**What you are asked to do**: Select all lines with the string "Convert" in them, and copy those lines.

Entries from a dataset
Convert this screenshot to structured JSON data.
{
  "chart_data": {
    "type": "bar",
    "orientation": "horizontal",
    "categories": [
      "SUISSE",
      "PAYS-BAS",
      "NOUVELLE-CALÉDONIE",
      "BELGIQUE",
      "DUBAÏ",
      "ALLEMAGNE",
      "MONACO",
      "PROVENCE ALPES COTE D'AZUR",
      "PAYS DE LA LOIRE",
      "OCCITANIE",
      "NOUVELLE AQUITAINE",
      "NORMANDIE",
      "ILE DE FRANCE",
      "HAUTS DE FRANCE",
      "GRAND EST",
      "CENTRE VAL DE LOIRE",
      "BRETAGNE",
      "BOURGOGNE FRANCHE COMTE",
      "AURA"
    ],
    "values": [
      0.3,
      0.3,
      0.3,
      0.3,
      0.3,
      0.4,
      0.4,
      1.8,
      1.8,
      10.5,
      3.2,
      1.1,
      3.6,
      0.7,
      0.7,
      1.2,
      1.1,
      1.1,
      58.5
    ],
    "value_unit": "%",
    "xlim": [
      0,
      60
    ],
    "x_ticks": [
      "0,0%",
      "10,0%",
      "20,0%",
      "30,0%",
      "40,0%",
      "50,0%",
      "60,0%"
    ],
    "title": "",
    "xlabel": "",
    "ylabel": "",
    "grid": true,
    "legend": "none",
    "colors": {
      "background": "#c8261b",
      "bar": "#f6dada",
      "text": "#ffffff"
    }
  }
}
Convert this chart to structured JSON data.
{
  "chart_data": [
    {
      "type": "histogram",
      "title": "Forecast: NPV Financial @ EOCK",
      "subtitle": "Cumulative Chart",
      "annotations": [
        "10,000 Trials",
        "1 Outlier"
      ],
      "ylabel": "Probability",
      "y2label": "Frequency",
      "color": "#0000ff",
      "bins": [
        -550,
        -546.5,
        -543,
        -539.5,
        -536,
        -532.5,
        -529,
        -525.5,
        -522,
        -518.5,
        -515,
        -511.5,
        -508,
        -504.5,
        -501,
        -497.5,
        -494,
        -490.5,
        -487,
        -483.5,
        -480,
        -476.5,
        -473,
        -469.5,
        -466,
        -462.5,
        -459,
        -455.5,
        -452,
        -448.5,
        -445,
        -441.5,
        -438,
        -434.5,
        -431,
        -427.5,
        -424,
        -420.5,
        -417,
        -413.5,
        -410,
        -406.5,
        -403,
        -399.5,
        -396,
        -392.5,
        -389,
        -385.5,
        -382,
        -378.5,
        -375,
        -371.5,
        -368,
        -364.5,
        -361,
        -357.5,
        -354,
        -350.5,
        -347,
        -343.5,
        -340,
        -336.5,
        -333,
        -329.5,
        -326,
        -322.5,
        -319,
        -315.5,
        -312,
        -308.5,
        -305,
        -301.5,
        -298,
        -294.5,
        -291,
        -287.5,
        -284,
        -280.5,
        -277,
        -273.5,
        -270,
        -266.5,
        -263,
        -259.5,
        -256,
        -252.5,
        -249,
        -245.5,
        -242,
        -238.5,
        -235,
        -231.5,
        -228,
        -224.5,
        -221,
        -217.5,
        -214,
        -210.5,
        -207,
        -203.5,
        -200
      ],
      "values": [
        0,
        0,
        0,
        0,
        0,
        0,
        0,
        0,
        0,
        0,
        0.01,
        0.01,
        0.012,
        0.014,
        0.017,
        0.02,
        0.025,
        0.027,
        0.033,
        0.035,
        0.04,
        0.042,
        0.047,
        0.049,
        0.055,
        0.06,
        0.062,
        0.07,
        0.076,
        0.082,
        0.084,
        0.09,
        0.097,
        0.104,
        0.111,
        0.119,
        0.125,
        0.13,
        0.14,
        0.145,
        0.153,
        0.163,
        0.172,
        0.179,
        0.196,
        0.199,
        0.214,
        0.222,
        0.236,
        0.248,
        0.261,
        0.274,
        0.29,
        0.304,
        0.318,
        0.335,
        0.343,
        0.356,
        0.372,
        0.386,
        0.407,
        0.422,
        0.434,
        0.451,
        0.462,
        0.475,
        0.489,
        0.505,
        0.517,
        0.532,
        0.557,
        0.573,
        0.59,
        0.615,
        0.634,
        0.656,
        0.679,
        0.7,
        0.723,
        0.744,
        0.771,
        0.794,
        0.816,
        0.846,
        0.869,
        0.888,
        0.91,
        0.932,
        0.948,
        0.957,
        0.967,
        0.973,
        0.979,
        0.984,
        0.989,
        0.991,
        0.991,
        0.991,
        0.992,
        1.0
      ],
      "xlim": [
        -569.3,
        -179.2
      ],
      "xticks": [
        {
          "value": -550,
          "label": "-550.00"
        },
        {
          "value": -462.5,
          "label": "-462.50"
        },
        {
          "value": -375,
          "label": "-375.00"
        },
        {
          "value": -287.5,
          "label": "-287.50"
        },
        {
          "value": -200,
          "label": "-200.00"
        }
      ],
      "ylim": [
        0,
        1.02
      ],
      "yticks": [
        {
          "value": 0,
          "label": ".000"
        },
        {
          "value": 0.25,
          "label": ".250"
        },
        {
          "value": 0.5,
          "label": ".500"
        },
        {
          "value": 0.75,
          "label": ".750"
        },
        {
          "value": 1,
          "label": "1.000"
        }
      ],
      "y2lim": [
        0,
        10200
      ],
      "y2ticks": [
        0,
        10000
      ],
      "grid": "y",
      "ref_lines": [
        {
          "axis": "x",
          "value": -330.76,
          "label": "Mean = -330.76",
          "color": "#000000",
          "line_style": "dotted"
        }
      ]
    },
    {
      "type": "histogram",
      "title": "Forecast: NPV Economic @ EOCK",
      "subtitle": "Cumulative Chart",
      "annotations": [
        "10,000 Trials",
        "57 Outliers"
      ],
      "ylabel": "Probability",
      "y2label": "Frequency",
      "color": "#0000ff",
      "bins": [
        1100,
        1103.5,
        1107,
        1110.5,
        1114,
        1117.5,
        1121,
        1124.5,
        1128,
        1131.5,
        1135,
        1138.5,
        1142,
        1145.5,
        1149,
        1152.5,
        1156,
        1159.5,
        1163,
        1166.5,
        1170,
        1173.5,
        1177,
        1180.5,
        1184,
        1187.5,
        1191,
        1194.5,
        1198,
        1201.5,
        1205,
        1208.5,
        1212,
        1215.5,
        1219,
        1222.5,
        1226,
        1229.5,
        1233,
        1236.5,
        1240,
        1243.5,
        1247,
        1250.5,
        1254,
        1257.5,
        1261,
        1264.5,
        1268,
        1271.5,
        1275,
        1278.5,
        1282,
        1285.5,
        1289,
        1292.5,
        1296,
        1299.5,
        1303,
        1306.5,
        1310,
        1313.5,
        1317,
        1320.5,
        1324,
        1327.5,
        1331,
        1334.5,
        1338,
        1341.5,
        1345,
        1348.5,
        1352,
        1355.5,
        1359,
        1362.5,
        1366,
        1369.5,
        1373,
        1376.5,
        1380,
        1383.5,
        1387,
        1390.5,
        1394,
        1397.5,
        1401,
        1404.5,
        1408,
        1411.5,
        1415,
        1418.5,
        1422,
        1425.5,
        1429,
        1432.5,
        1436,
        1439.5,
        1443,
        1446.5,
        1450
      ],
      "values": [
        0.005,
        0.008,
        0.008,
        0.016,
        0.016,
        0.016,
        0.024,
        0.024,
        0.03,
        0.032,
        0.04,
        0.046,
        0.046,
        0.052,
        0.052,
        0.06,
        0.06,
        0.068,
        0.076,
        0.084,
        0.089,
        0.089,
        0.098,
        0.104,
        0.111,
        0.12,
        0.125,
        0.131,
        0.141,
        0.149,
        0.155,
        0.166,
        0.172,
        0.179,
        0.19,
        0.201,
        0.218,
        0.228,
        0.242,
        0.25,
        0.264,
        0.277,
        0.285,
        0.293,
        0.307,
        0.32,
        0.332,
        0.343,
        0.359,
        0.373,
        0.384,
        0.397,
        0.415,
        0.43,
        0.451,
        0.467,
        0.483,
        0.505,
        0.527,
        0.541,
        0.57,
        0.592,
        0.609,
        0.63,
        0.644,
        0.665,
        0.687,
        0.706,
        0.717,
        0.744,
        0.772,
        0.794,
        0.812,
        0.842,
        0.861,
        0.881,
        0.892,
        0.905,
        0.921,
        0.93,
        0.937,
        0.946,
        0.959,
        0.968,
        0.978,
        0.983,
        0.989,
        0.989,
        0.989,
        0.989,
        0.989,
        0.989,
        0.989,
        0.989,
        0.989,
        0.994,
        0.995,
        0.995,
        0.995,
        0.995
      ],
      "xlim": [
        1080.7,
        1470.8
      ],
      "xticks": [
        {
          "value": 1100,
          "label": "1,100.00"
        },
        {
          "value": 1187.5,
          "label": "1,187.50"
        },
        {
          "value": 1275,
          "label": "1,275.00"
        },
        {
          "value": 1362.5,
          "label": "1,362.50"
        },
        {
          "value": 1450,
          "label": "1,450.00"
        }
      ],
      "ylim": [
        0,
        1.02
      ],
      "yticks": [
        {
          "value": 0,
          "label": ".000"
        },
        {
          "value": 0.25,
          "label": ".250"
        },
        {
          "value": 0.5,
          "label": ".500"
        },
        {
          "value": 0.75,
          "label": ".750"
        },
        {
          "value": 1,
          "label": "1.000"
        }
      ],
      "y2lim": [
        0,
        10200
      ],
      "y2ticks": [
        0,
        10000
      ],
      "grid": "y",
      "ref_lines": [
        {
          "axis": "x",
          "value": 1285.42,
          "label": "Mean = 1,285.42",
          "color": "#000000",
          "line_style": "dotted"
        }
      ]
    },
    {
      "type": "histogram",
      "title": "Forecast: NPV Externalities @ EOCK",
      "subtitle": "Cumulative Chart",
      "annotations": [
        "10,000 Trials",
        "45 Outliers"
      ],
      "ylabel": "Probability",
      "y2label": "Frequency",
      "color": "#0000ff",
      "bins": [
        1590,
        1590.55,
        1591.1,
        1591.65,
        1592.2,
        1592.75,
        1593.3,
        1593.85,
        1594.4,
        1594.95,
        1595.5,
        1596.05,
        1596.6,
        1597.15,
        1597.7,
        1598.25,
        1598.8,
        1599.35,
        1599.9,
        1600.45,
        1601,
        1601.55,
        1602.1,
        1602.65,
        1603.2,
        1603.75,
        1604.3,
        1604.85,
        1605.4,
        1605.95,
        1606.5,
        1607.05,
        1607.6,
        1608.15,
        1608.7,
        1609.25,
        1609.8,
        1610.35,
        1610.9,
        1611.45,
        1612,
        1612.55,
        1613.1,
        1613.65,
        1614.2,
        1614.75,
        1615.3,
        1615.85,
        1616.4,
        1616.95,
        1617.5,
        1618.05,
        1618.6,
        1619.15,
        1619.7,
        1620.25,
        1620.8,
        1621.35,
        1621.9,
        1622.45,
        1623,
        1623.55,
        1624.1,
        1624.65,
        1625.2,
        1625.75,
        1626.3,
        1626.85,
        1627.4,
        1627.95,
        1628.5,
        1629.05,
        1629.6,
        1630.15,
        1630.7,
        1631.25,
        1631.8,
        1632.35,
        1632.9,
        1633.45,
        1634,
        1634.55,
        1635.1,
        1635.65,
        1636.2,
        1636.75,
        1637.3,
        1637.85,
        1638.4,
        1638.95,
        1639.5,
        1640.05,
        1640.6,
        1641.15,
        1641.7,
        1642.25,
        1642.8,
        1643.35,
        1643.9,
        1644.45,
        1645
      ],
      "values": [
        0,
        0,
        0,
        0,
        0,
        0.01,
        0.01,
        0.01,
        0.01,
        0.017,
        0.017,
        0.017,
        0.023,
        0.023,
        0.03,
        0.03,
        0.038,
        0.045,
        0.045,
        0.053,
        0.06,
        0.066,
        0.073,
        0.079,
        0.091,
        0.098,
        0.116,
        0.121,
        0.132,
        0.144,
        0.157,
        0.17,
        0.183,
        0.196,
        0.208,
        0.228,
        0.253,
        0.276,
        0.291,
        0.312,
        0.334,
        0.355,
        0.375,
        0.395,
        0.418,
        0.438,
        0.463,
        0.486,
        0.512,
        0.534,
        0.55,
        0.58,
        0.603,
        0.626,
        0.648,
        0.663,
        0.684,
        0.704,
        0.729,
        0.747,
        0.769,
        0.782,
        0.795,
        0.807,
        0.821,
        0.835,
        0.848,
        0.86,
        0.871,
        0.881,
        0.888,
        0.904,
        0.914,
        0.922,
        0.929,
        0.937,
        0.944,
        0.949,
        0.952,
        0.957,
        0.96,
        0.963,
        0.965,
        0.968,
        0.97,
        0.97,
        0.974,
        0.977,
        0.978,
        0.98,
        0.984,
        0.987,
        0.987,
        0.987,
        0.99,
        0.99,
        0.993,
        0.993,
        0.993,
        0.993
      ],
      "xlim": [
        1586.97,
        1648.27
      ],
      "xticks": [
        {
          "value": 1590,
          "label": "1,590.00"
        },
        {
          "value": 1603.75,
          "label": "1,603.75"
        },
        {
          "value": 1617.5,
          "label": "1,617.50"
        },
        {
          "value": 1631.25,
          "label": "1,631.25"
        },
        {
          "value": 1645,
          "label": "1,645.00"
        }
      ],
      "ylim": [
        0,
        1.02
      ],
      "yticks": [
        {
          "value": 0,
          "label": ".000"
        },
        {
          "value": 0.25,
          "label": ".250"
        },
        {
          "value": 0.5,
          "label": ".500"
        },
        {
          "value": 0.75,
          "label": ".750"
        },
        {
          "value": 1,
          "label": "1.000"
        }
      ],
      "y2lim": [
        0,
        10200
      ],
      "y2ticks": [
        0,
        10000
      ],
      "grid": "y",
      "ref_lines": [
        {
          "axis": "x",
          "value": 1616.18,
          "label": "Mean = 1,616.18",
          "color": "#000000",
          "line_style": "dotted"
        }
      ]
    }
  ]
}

**Full solution**:
Convert this screenshot to structured JSON data.
Convert this chart to structured JSON data.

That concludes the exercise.